* **EXERCISE OBJECTIVE**
Of the lines in the listing below, how many hold "понять"? Answer with the number only.

* **A run of records**
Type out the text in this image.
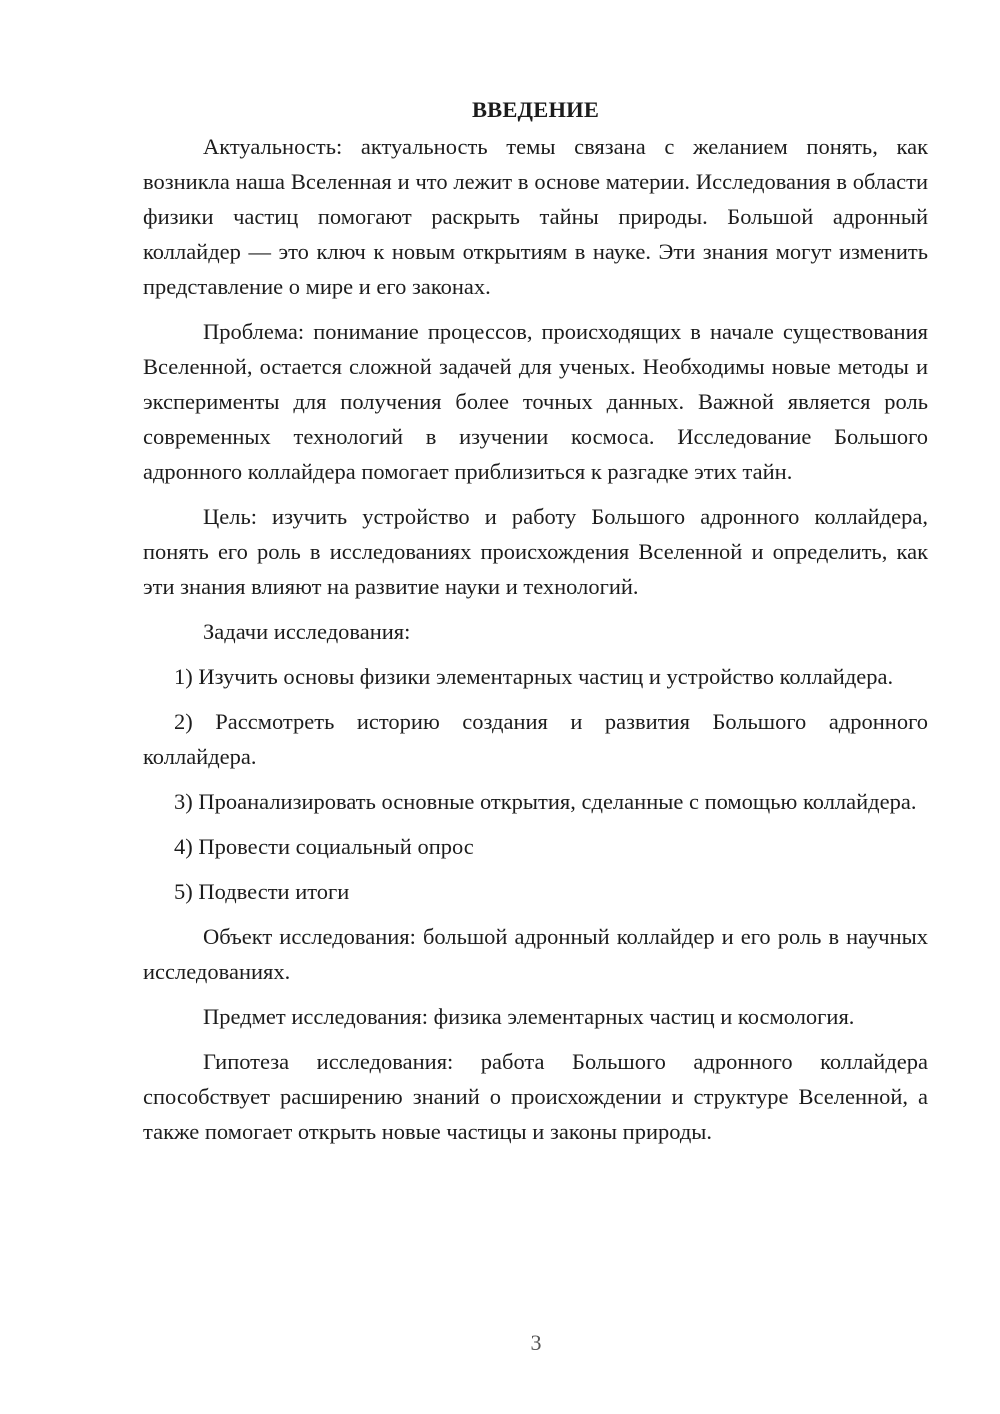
ВВЕДЕНИЕ

Актуальность: актуальность темы связана с желанием понять, как возникла наша Вселенная и что лежит в основе материи. Исследования в области физики частиц помогают раскрыть тайны природы. Большой адронный коллайдер — это ключ к новым открытиям в науке. Эти знания могут изменить представление о мире и его законах.

Проблема: понимание процессов, происходящих в начале существования Вселенной, остается сложной задачей для ученых. Необходимы новые методы и эксперименты для получения более точных данных. Важной является роль современных технологий в изучении космоса. Исследование Большого адронного коллайдера помогает приблизиться к разгадке этих тайн.

Цель: изучить устройство и работу Большого адронного коллайдера, понять его роль в исследованиях происхождения Вселенной и определить, как эти знания влияют на развитие науки и технологий.

Задачи исследования:

1) Изучить основы физики элементарных частиц и устройство коллайдера.

2) Рассмотреть историю создания и развития Большого адронного коллайдера.

3) Проанализировать основные открытия, сделанные с помощью коллайдера.

4) Провести социальный опрос

5) Подвести итоги

Объект исследования: большой адронный коллайдер и его роль в научных исследованиях.

Предмет исследования: физика элементарных частиц и космология.

Гипотеза исследования: работа Большого адронного коллайдера способствует расширению знаний о происхождении и структуре Вселенной, а также помогает открыть новые частицы и законы природы.

3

* **PROBLEM SOLUTION**
2